>> START

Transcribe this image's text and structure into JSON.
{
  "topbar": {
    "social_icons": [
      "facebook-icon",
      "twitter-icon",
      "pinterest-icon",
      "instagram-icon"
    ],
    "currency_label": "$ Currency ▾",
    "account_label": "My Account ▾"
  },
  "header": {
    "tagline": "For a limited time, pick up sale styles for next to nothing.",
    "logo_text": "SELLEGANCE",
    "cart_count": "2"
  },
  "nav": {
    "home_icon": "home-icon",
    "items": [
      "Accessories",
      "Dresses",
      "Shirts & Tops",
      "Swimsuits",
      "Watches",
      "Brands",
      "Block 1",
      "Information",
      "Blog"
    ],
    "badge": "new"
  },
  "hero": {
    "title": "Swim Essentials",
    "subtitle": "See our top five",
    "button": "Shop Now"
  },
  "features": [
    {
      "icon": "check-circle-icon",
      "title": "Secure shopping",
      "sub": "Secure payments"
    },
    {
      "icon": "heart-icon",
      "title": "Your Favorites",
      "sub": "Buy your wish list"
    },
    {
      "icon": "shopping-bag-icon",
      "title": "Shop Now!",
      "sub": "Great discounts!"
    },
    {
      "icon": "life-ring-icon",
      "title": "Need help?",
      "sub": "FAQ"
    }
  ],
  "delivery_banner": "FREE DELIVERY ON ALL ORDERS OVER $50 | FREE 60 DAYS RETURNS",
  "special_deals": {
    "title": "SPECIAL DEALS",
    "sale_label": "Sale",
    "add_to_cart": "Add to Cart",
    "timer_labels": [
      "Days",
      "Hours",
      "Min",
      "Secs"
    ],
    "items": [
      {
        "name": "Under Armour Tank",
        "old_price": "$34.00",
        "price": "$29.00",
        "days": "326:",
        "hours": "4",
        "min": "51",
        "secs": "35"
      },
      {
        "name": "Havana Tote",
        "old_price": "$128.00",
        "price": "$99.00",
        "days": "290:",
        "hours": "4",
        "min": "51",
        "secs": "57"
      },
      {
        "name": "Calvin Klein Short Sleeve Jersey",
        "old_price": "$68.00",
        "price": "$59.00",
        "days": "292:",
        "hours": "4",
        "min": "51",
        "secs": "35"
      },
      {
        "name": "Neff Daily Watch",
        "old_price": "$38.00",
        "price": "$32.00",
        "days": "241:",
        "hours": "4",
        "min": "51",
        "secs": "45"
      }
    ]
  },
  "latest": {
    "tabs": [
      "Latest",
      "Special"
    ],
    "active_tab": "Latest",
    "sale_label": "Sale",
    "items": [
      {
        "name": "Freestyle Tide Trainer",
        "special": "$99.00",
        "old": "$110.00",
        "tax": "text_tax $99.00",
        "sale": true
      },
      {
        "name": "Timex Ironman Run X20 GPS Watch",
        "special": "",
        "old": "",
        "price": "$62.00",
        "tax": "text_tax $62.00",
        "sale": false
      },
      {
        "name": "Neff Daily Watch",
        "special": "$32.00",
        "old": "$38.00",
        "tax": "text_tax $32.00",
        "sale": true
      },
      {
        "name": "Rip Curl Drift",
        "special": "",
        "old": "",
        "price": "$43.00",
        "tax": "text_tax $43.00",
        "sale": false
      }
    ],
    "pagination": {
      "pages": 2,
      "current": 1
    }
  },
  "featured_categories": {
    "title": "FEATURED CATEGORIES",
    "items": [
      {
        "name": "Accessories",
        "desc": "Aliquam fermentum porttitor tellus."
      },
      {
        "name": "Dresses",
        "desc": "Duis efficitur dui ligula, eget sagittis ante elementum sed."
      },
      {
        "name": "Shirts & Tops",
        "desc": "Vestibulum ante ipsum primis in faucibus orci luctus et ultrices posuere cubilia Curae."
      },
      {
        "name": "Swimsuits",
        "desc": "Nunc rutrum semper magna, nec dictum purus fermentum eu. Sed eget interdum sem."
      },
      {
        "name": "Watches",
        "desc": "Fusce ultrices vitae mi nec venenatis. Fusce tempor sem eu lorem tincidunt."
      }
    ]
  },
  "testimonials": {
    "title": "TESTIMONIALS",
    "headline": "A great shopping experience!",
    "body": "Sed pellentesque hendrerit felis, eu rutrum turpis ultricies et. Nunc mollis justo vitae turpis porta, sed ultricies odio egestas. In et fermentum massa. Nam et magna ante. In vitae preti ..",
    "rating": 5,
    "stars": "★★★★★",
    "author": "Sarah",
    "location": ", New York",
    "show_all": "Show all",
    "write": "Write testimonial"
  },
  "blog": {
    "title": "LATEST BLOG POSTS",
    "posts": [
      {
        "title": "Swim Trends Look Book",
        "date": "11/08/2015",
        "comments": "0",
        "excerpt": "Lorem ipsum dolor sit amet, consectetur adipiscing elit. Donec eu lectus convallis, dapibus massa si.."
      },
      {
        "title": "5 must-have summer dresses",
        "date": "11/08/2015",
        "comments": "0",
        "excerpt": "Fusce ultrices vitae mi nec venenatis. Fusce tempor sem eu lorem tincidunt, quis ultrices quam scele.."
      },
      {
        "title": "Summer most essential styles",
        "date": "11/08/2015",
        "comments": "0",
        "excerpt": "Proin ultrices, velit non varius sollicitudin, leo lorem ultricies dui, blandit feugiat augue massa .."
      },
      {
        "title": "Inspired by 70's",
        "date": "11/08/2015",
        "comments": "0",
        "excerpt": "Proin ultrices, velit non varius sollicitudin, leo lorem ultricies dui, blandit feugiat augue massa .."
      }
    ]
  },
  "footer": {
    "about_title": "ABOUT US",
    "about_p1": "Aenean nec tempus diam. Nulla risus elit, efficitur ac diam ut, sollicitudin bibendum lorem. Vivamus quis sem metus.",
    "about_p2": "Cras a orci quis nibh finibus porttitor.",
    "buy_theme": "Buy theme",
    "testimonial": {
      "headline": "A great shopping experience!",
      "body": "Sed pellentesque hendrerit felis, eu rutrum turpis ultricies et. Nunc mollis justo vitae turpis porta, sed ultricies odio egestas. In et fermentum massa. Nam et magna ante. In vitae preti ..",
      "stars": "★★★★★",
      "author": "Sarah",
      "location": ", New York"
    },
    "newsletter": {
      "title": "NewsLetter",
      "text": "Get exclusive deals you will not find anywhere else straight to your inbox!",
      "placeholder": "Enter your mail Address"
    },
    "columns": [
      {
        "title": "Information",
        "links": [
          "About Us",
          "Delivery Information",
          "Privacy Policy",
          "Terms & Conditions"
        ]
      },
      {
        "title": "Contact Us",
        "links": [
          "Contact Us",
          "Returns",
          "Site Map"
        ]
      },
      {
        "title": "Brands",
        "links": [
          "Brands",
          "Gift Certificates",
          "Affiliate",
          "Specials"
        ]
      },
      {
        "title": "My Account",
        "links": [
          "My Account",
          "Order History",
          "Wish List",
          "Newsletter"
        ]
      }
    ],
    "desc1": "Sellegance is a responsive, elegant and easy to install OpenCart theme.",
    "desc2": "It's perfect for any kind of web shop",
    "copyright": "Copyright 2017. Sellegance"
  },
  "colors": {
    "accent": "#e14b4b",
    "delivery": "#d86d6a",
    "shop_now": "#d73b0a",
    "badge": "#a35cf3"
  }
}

>> END

TO DO.
Above is a listing; report how many of its lines include the word "quis", giving the number only.

WRITTEN SOLUTION.
3